++++ Extracted data

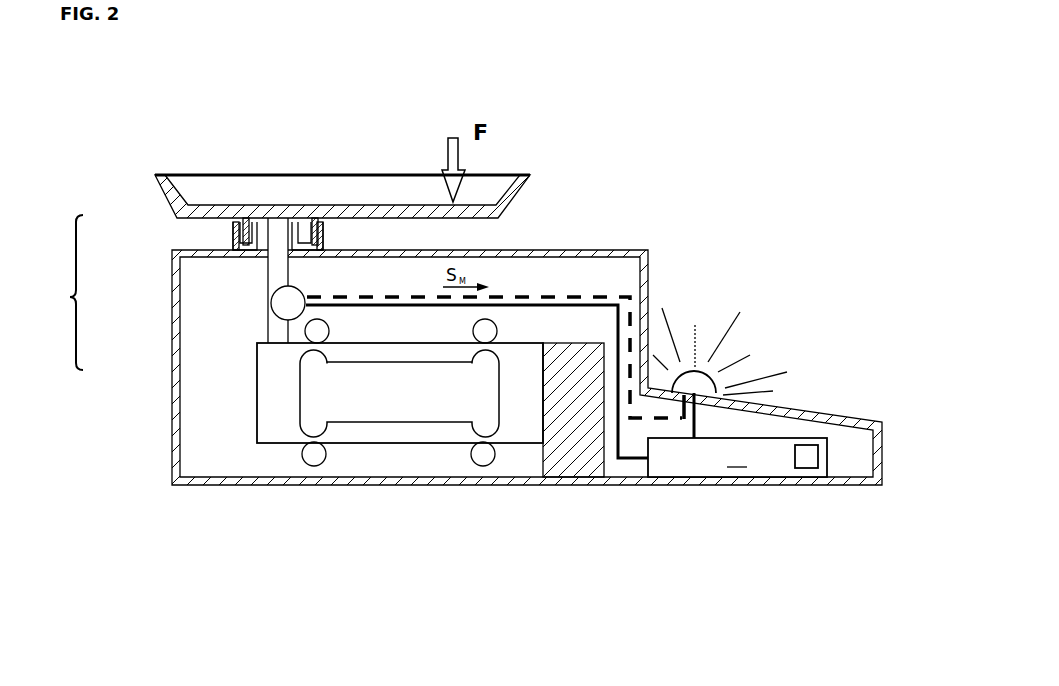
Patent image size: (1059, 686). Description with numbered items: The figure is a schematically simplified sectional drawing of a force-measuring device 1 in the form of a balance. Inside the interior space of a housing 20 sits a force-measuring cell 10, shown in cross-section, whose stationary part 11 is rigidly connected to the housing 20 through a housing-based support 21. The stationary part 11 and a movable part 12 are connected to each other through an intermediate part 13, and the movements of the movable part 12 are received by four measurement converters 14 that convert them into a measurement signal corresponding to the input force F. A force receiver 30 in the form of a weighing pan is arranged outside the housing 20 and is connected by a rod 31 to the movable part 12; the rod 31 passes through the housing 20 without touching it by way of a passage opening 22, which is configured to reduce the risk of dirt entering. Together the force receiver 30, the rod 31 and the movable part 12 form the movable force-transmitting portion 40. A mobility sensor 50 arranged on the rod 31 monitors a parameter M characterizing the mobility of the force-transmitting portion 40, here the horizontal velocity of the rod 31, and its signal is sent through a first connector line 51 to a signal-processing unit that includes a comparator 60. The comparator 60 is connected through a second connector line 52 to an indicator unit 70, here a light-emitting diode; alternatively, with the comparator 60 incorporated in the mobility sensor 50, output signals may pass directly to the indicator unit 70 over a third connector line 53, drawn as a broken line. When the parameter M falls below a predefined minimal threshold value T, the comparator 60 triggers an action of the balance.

The force-measuring device 1 is at (96, 127).
The force-measuring cell 10 is at (273, 468).
The stationary part 11 is at (517, 420).
The movable part 12 is at (278, 402).
The intermediate part 13 is at (400, 435).
The measurement converters 14 is at (321, 320).
The housing 20 is at (220, 482).
The housing-based support 21 is at (568, 433).
The passage opening 22 is at (317, 218).
The force receiver 30 is at (208, 185).
The rod 31 is at (277, 270).
The force-transmitting portion 40 is at (54, 292).
The mobility sensor 50 is at (292, 297).
The first connector line 51 is at (565, 297).
The second connector line 52 is at (695, 418).
The third connector line 53 is at (600, 305).
The comparator 60 is at (737, 457).
The indicator unit 70 is at (694, 388).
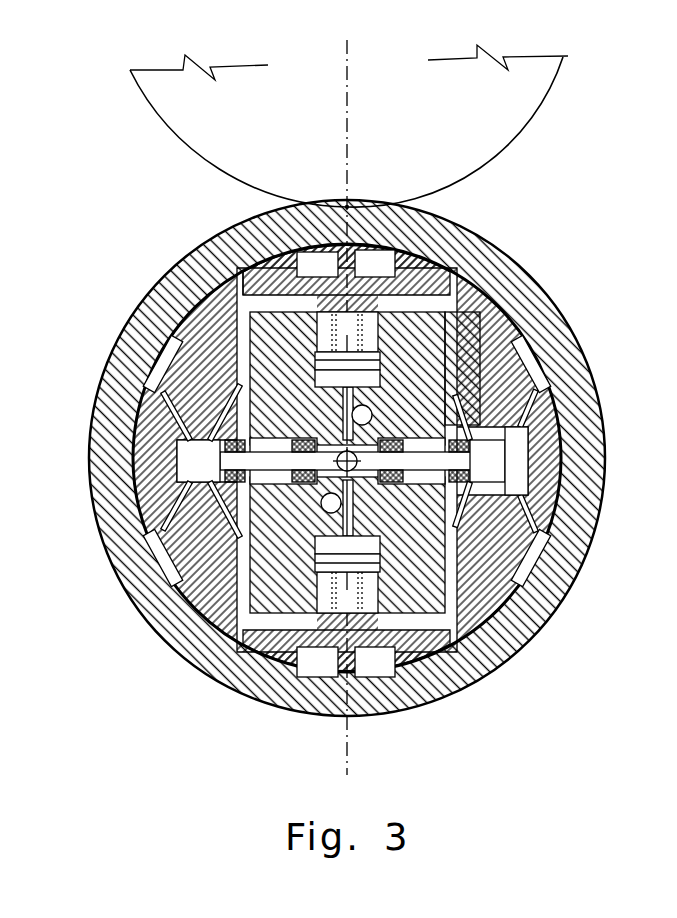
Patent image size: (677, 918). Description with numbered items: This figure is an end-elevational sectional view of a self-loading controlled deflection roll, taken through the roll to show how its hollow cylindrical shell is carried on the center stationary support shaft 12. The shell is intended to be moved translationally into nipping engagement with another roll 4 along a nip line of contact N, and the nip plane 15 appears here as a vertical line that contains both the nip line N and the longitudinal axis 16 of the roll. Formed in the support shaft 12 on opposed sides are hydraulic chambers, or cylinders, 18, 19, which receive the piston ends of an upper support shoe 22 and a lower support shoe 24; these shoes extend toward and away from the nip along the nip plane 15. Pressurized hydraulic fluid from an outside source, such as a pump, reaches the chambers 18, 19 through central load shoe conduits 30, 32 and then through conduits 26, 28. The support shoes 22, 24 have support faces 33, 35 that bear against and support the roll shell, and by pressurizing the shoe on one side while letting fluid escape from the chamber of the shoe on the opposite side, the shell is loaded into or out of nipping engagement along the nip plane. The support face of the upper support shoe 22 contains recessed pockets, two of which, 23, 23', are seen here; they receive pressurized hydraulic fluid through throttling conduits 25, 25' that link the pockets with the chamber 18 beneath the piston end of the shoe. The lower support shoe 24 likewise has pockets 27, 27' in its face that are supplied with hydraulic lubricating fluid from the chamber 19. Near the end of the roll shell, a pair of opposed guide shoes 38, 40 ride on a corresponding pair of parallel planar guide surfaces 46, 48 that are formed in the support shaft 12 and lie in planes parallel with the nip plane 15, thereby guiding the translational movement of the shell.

The another roll 4 is at (533, 113).
The nip plane 15 is at (349, 127).
The nip line of contact N is at (350, 205).
The center stationary support shaft 12 is at (262, 612).
The longitudinal axis 16 is at (344, 450).
The hydraulic chamber 18 is at (318, 380).
The hydraulic chamber 19 is at (372, 545).
The upper support shoe 22 is at (410, 270).
The recessed pocket 23 is at (274, 233).
The recessed pocket 23' is at (437, 226).
The lower support shoe 24 is at (447, 697).
The throttling conduit 25 is at (347, 448).
The throttling conduit 25' is at (517, 326).
The conduit 26 is at (380, 383).
The pocket 27 is at (296, 700).
The pocket 27' is at (384, 703).
The conduit 28 is at (322, 545).
The central load shoe conduit 30 is at (374, 410).
The central load shoe conduit 32 is at (322, 510).
The support face 33 is at (265, 257).
The support face 35 is at (258, 676).
The guide shoe 38 is at (142, 310).
The guide shoe 40 is at (500, 340).
The planar guide surface 46 is at (172, 578).
The planar guide surface 48 is at (465, 598).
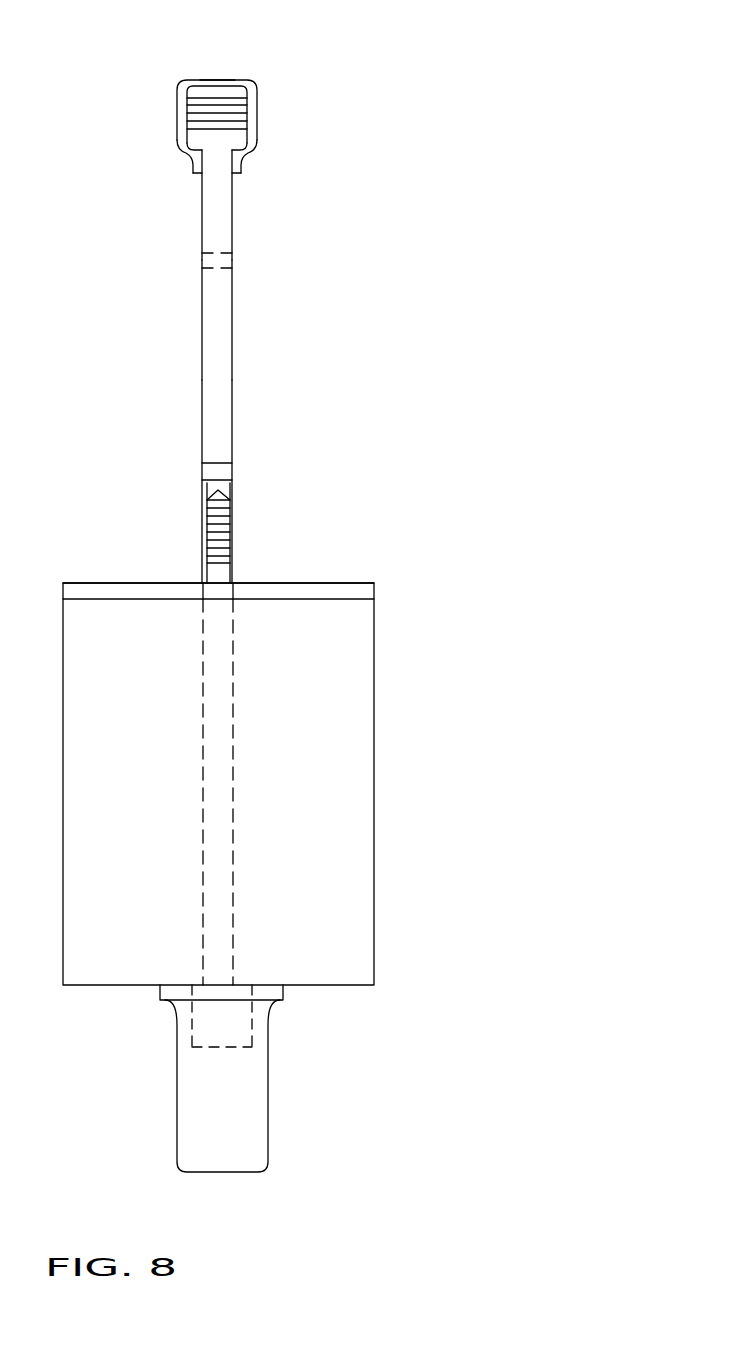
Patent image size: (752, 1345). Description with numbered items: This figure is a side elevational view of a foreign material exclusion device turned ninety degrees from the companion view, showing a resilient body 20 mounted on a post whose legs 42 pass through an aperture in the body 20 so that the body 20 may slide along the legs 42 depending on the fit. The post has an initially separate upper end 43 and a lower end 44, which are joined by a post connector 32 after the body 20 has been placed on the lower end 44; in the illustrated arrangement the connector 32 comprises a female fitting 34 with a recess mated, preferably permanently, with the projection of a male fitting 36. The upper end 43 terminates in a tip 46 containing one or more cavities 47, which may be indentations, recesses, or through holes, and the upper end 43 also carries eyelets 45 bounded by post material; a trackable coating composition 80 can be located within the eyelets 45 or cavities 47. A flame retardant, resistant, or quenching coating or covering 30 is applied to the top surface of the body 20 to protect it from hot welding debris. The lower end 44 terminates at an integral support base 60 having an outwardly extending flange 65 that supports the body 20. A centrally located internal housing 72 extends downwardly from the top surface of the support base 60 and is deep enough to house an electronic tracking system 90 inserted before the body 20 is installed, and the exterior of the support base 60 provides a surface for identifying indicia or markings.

The body 20 is at (288, 784).
The flame retardant coating or covering 30 is at (274, 544).
The post connector 32 is at (171, 523).
The female fitting 34 is at (266, 472).
The male fitting 36 is at (286, 531).
The leg 42 is at (280, 429).
The upper end 43 is at (284, 309).
The lower end 44 is at (342, 792).
The eyelet 45 is at (238, 171).
The tip 46 is at (239, 49).
The cavity 47 is at (318, 123).
The support base 60 is at (155, 1086).
The flange 65 is at (309, 1023).
The internal housing 72 is at (146, 1023).
The trackable coating composition 80 is at (268, 110).
The electronic tracking system 90 is at (286, 1089).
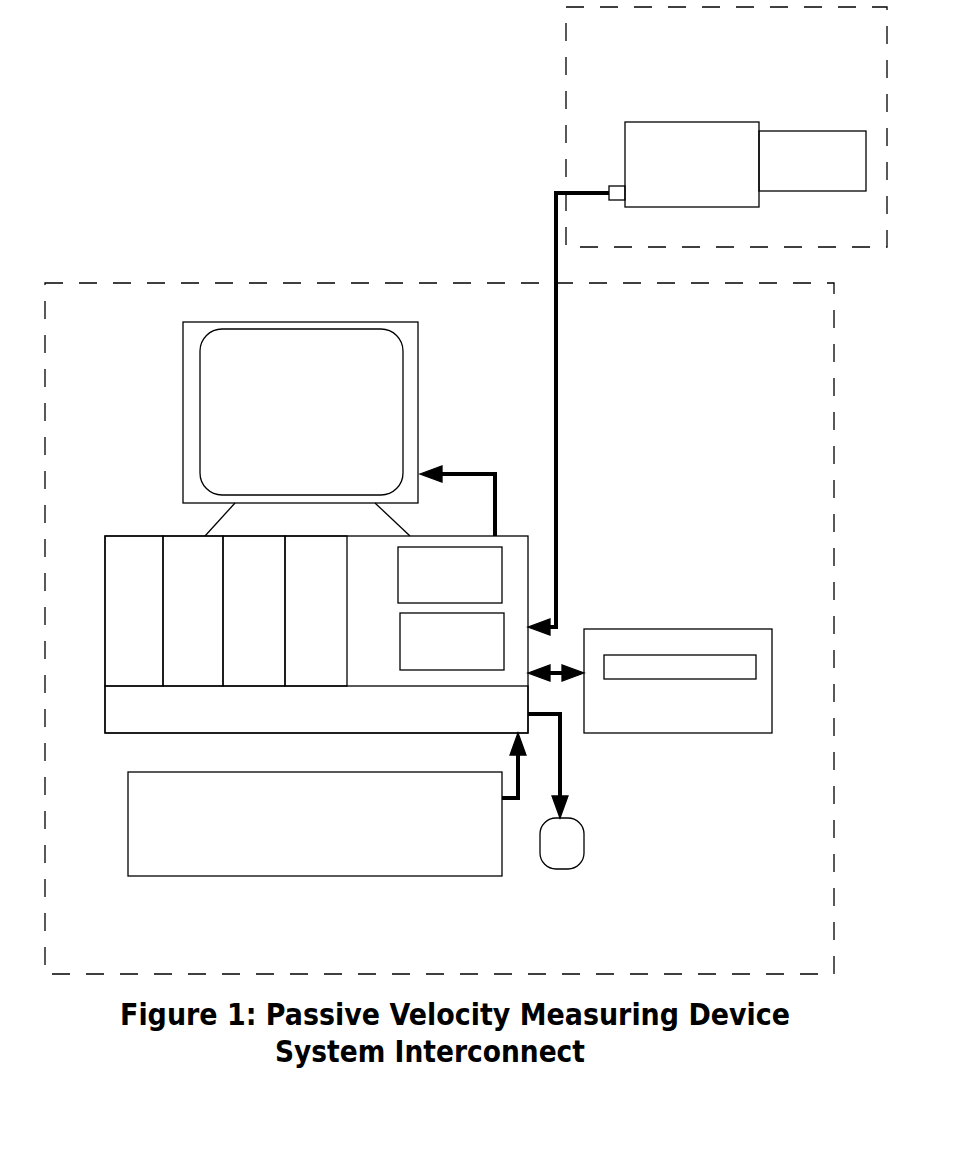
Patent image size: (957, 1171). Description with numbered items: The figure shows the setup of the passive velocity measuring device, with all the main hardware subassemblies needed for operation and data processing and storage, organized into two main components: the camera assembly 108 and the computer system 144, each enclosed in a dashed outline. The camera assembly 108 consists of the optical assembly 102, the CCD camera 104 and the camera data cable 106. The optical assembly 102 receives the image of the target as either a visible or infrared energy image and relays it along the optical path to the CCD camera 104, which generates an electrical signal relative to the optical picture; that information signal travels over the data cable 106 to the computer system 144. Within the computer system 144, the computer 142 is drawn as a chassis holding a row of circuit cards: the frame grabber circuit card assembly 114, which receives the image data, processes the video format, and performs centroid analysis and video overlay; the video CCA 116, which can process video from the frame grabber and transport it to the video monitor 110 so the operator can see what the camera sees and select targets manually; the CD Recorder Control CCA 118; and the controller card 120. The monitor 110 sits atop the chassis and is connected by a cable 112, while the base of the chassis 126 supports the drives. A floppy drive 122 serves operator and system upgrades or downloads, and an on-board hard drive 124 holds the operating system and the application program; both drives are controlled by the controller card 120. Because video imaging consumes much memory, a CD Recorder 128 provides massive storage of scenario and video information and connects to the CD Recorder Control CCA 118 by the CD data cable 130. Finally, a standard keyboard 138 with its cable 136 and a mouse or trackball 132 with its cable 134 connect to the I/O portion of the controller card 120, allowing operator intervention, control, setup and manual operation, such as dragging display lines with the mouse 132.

++++++++

* The exercise: Output every line of the records above verbatim, leaving out the pictures.

* Worked answer:
Patent image size: (1059, 686). Description with numbered items: The figure is a schematically simplified sectional drawing of a force-measuring device 1 in the form of a balance. Inside the interior space of a housing 20 sits a force-measuring cell 10, shown in cross-section, whose stationary part 11 is rigidly connected to the housing 20 through a housing-based support 21. The stationary part 11 and a movable part 12 are connected to each other through an intermediate part 13, and the movements of the movable part 12 are received by four measurement converters 14 that convert them into a measurement signal corresponding to the input force F. A force receiver 30 in the form of a weighing pan is arranged outside the housing 20 and is connected by a rod 31 to the movable part 12; the rod 31 passes through the housing 20 without touching it by way of a passage opening 22, which is configured to reduce the risk of dirt entering. Together the force receiver 30, the rod 31 and the movable part 12 form the movable force-transmitting portion 40. A mobility sensor 50 arranged on the rod 31 monitors a parameter M characterizing the mobility of the force-transmitting portion 40, here the horizontal velocity of the rod 31, and its signal is sent through a first connector line 51 to a signal-processing unit that includes a comparator 60. The comparator 60 is connected through a second connector line 52 to an indicator unit 70, here a light-emitting diode; alternatively, with the comparator 60 incorporated in the mobility sensor 50, output signals may pass directly to the indicator unit 70 over a third connector line 53, drawn as a broken line. When the parameter M falls below a predefined minimal threshold value T, the comparator 60 triggers an action of the balance.

The force-measuring device 1 is at (96, 127).
The force-measuring cell 10 is at (273, 468).
The stationary part 11 is at (517, 420).
The movable part 12 is at (278, 402).
The intermediate part 13 is at (400, 435).
The measurement converters 14 is at (321, 320).
The housing 20 is at (220, 482).
The housing-based support 21 is at (568, 433).
The passage opening 22 is at (317, 218).
The force receiver 30 is at (208, 185).
The rod 31 is at (277, 270).
The force-transmitting portion 40 is at (54, 292).
The mobility sensor 50 is at (292, 297).
The first connector line 51 is at (565, 297).
The second connector line 52 is at (695, 418).
The third connector line 53 is at (600, 305).
The comparator 60 is at (737, 457).
The indicator unit 70 is at (694, 388).
Patent image size: (677, 918). Description with numbered items: This figure is an end-elevational sectional view of a self-loading controlled deflection roll, taken through the roll to show how its hollow cylindrical shell is carried on the center stationary support shaft 12. The shell is intended to be moved translationally into nipping engagement with another roll 4 along a nip line of contact N, and the nip plane 15 appears here as a vertical line that contains both the nip line N and the longitudinal axis 16 of the roll. Formed in the support shaft 12 on opposed sides are hydraulic chambers, or cylinders, 18, 19, which receive the piston ends of an upper support shoe 22 and a lower support shoe 24; these shoes extend toward and away from the nip along the nip plane 15. Pressurized hydraulic fluid from an outside source, such as a pump, reaches the chambers 18, 19 through central load shoe conduits 30, 32 and then through conduits 26, 28. The support shoes 22, 24 have support faces 33, 35 that bear against and support the roll shell, and by pressurizing the shoe on one side while letting fluid escape from the chamber of the shoe on the opposite side, the shell is loaded into or out of nipping engagement along the nip plane. The support face of the upper support shoe 22 contains recessed pockets, two of which, 23, 23', are seen here; they receive pressurized hydraulic fluid through throttling conduits 25, 25' that link the pockets with the chamber 18 beneath the piston end of the shoe. The lower support shoe 24 likewise has pockets 27, 27' in its face that are supplied with hydraulic lubricating fluid from the chamber 19. Near the end of the roll shell, a pair of opposed guide shoes 38, 40 ride on a corresponding pair of parallel planar guide surfaces 46, 48 that are formed in the support shaft 12 and lie in planes parallel with the nip plane 15, thereby guiding the translational movement of the shell.

The another roll 4 is at (533, 113).
The nip plane 15 is at (349, 127).
The nip line of contact N is at (350, 205).
The center stationary support shaft 12 is at (262, 612).
The longitudinal axis 16 is at (344, 450).
The hydraulic chamber 18 is at (318, 380).
The hydraulic chamber 19 is at (372, 545).
The upper support shoe 22 is at (410, 270).
The recessed pocket 23 is at (274, 233).
The recessed pocket 23' is at (437, 226).
The lower support shoe 24 is at (447, 697).
The throttling conduit 25 is at (347, 448).
The throttling conduit 25' is at (517, 326).
The conduit 26 is at (380, 383).
The pocket 27 is at (296, 700).
The pocket 27' is at (384, 703).
The conduit 28 is at (322, 545).
The central load shoe conduit 30 is at (374, 410).
The central load shoe conduit 32 is at (322, 510).
The support face 33 is at (265, 257).
The support face 35 is at (258, 676).
The guide shoe 38 is at (142, 310).
The guide shoe 40 is at (500, 340).
The planar guide surface 46 is at (172, 578).
The planar guide surface 48 is at (465, 598).
Patent image size: (752, 1345). Description with numbered items: This figure is a side elevational view of a foreign material exclusion device turned ninety degrees from the companion view, showing a resilient body 20 mounted on a post whose legs 42 pass through an aperture in the body 20 so that the body 20 may slide along the legs 42 depending on the fit. The post has an initially separate upper end 43 and a lower end 44, which are joined by a post connector 32 after the body 20 has been placed on the lower end 44; in the illustrated arrangement the connector 32 comprises a female fitting 34 with a recess mated, preferably permanently, with the projection of a male fitting 36. The upper end 43 terminates in a tip 46 containing one or more cavities 47, which may be indentations, recesses, or through holes, and the upper end 43 also carries eyelets 45 bounded by post material; a trackable coating composition 80 can be located within the eyelets 45 or cavities 47. A flame retardant, resistant, or quenching coating or covering 30 is applied to the top surface of the body 20 to protect it from hot welding debris. The lower end 44 terminates at an integral support base 60 having an outwardly extending flange 65 that supports the body 20. A centrally located internal housing 72 extends downwardly from the top surface of the support base 60 and is deep enough to house an electronic tracking system 90 inserted before the body 20 is installed, and the exterior of the support base 60 provides a surface for identifying indicia or markings.

The body 20 is at (288, 784).
The flame retardant coating or covering 30 is at (274, 544).
The post connector 32 is at (171, 523).
The female fitting 34 is at (266, 472).
The male fitting 36 is at (286, 531).
The leg 42 is at (280, 429).
The upper end 43 is at (284, 309).
The lower end 44 is at (342, 792).
The eyelet 45 is at (238, 171).
The tip 46 is at (239, 49).
The cavity 47 is at (318, 123).
The support base 60 is at (155, 1086).
The flange 65 is at (309, 1023).
The internal housing 72 is at (146, 1023).
The trackable coating composition 80 is at (268, 110).
The electronic tracking system 90 is at (286, 1089).
Patent image size: (957, 1171). Description with numbered items: The figure shows the setup of the passive velocity measuring device, with all the main hardware subassemblies needed for operation and data processing and storage, organized into two main components: the camera assembly 108 and the computer system 144, each enclosed in a dashed outline. The camera assembly 108 consists of the optical assembly 102, the CCD camera 104 and the camera data cable 106. The optical assembly 102 receives the image of the target as either a visible or infrared energy image and relays it along the optical path to the CCD camera 104, which generates an electrical signal relative to the optical picture; that information signal travels over the data cable 106 to the computer system 144. Within the computer system 144, the computer 142 is drawn as a chassis holding a row of circuit cards: the frame grabber circuit card assembly 114, which receives the image data, processes the video format, and performs centroid analysis and video overlay; the video CCA 116, which can process video from the frame grabber and transport it to the video monitor 110 so the operator can see what the camera sees and select targets manually; the CD Recorder Control CCA 118; and the controller card 120. The monitor 110 sits atop the chassis and is connected by a cable 112, while the base of the chassis 126 supports the drives. A floppy drive 122 serves operator and system upgrades or downloads, and an on-board hard drive 124 holds the operating system and the application program; both drives are controlled by the controller card 120. Because video imaging consumes much memory, a CD Recorder 128 provides massive storage of scenario and video information and connects to the CD Recorder Control CCA 118 by the CD data cable 130. Finally, a standard keyboard 138 with its cable 136 and a mouse or trackball 132 with its cable 134 connect to the I/O portion of the controller card 120, allowing operator intervention, control, setup and manual operation, such as dragging display lines with the mouse 132.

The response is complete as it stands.